[Requirements]: Present the data once more in exactly its original form.

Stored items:
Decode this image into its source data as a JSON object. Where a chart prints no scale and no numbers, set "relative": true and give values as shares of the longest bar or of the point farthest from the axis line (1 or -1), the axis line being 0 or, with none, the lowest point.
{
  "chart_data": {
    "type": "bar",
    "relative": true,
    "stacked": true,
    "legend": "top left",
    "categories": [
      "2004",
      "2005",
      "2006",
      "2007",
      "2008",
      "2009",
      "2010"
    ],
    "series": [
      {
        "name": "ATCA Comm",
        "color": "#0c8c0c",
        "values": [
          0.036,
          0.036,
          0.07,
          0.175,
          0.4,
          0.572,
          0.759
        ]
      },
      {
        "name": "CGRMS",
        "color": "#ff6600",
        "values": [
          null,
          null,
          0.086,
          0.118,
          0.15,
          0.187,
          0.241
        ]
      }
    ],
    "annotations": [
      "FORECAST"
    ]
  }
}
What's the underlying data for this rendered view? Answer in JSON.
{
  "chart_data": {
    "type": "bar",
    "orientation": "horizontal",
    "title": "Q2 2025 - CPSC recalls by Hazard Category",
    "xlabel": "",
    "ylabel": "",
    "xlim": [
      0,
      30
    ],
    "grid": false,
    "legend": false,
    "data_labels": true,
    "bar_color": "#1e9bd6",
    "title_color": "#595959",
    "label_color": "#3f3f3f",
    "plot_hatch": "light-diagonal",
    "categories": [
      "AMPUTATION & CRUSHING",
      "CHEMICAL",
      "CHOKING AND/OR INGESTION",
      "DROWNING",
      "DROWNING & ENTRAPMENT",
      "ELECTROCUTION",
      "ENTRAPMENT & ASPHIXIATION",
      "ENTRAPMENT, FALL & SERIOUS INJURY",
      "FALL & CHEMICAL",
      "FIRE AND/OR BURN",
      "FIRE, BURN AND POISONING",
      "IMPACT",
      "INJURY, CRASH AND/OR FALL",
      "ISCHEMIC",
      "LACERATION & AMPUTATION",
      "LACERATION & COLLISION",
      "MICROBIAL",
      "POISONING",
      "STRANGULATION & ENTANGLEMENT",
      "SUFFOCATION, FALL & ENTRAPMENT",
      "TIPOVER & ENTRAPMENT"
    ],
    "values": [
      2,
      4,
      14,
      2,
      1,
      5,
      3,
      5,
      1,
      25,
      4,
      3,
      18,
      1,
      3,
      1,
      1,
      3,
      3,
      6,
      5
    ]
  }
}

[Solution to this problem]:
Decode this image into its source data as a JSON object. Where a chart prints no scale and no numbers, set "relative": true and give values as shares of the longest bar or of the point farthest from the axis line (1 or -1), the axis line being 0 or, with none, the lowest point.
{
  "chart_data": {
    "type": "bar",
    "relative": true,
    "stacked": true,
    "legend": "top left",
    "categories": [
      "2004",
      "2005",
      "2006",
      "2007",
      "2008",
      "2009",
      "2010"
    ],
    "series": [
      {
        "name": "ATCA Comm",
        "color": "#0c8c0c",
        "values": [
          0.036,
          0.036,
          0.07,
          0.175,
          0.4,
          0.572,
          0.759
        ]
      },
      {
        "name": "CGRMS",
        "color": "#ff6600",
        "values": [
          null,
          null,
          0.086,
          0.118,
          0.15,
          0.187,
          0.241
        ]
      }
    ],
    "annotations": [
      "FORECAST"
    ]
  }
}
What's the underlying data for this rendered view? Answer in JSON.
{
  "chart_data": {
    "type": "bar",
    "orientation": "horizontal",
    "title": "Q2 2025 - CPSC recalls by Hazard Category",
    "xlabel": "",
    "ylabel": "",
    "xlim": [
      0,
      30
    ],
    "grid": false,
    "legend": false,
    "data_labels": true,
    "bar_color": "#1e9bd6",
    "title_color": "#595959",
    "label_color": "#3f3f3f",
    "plot_hatch": "light-diagonal",
    "categories": [
      "AMPUTATION & CRUSHING",
      "CHEMICAL",
      "CHOKING AND/OR INGESTION",
      "DROWNING",
      "DROWNING & ENTRAPMENT",
      "ELECTROCUTION",
      "ENTRAPMENT & ASPHIXIATION",
      "ENTRAPMENT, FALL & SERIOUS INJURY",
      "FALL & CHEMICAL",
      "FIRE AND/OR BURN",
      "FIRE, BURN AND POISONING",
      "IMPACT",
      "INJURY, CRASH AND/OR FALL",
      "ISCHEMIC",
      "LACERATION & AMPUTATION",
      "LACERATION & COLLISION",
      "MICROBIAL",
      "POISONING",
      "STRANGULATION & ENTANGLEMENT",
      "SUFFOCATION, FALL & ENTRAPMENT",
      "TIPOVER & ENTRAPMENT"
    ],
    "values": [
      2,
      4,
      14,
      2,
      1,
      5,
      3,
      5,
      1,
      25,
      4,
      3,
      18,
      1,
      3,
      1,
      1,
      3,
      3,
      6,
      5
    ]
  }
}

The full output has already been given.